======== Task material ========

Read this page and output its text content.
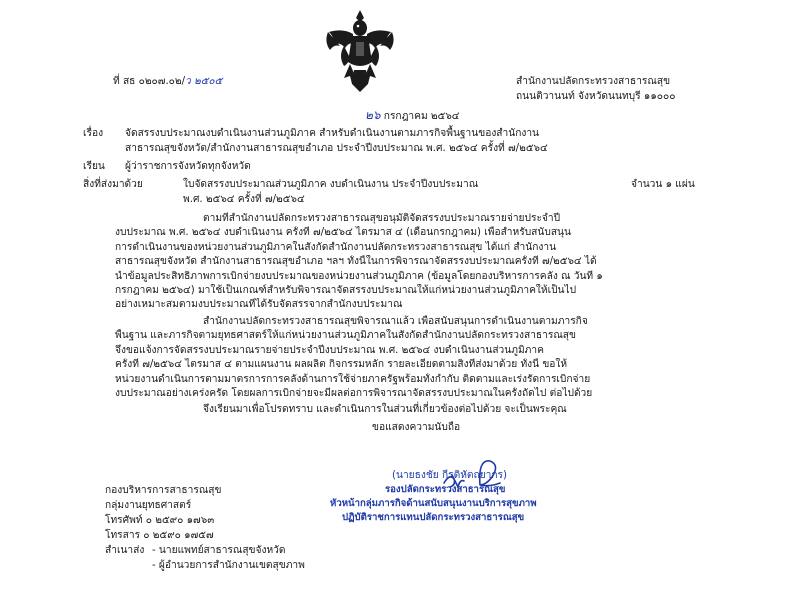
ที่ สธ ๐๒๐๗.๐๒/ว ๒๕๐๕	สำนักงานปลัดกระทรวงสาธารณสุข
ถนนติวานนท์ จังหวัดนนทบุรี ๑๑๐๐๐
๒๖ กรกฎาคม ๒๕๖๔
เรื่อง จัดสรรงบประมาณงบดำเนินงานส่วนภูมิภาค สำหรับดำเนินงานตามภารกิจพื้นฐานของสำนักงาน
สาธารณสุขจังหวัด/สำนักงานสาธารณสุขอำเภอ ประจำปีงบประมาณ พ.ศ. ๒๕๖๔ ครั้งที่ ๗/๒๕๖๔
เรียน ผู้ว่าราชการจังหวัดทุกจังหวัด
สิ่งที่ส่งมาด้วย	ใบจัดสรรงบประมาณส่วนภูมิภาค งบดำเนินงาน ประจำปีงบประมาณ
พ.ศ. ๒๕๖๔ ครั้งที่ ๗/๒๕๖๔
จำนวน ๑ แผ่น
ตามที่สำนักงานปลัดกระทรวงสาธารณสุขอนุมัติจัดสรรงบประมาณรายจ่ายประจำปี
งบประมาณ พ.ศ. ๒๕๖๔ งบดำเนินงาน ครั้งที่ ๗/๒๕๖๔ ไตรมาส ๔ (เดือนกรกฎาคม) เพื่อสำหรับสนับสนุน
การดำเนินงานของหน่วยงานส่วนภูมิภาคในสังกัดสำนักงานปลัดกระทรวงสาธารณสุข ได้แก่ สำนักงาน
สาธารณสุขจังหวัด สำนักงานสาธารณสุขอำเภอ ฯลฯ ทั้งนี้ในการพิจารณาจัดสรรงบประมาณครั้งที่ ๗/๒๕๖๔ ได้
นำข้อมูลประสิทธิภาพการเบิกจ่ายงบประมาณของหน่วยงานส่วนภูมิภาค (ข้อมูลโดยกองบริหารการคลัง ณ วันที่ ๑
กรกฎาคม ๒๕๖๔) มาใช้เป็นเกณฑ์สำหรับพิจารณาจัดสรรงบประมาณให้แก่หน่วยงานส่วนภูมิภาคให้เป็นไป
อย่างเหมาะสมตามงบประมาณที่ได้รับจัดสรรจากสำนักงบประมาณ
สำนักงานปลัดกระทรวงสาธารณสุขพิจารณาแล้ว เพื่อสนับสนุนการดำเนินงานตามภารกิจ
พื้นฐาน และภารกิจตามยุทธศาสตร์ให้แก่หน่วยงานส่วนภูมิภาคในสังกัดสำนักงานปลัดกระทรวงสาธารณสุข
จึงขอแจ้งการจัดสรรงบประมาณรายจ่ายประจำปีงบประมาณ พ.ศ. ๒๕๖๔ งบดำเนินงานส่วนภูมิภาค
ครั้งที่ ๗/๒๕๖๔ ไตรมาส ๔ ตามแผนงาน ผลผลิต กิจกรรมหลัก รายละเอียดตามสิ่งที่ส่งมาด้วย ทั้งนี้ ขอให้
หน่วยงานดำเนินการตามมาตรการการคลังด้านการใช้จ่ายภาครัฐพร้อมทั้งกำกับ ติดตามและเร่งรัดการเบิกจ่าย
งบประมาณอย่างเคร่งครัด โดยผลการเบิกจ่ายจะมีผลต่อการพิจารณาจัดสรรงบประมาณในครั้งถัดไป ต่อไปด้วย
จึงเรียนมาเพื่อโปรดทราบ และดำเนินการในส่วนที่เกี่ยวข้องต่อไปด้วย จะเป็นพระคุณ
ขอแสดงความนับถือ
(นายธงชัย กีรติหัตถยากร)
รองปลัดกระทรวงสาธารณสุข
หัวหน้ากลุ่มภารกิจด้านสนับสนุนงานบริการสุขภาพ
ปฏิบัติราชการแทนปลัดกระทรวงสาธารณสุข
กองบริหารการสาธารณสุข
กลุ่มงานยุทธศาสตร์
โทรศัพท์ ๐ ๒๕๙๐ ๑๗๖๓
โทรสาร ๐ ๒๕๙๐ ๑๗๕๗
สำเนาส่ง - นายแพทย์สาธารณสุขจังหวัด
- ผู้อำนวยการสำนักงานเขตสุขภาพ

========

_Direction_. Pull every line containing "นงานตามภารก" out of the data above.

_Answer for this exercise_.
เรื่อง จัดสรรงบประมาณงบดำเนินงานส่วนภูมิภาค สำหรับดำเนินงานตามภารกิจพื้นฐานของสำนักงาน
สำนักงานปลัดกระทรวงสาธารณสุขพิจารณาแล้ว เพื่อสนับสนุนการดำเนินงานตามภารกิจ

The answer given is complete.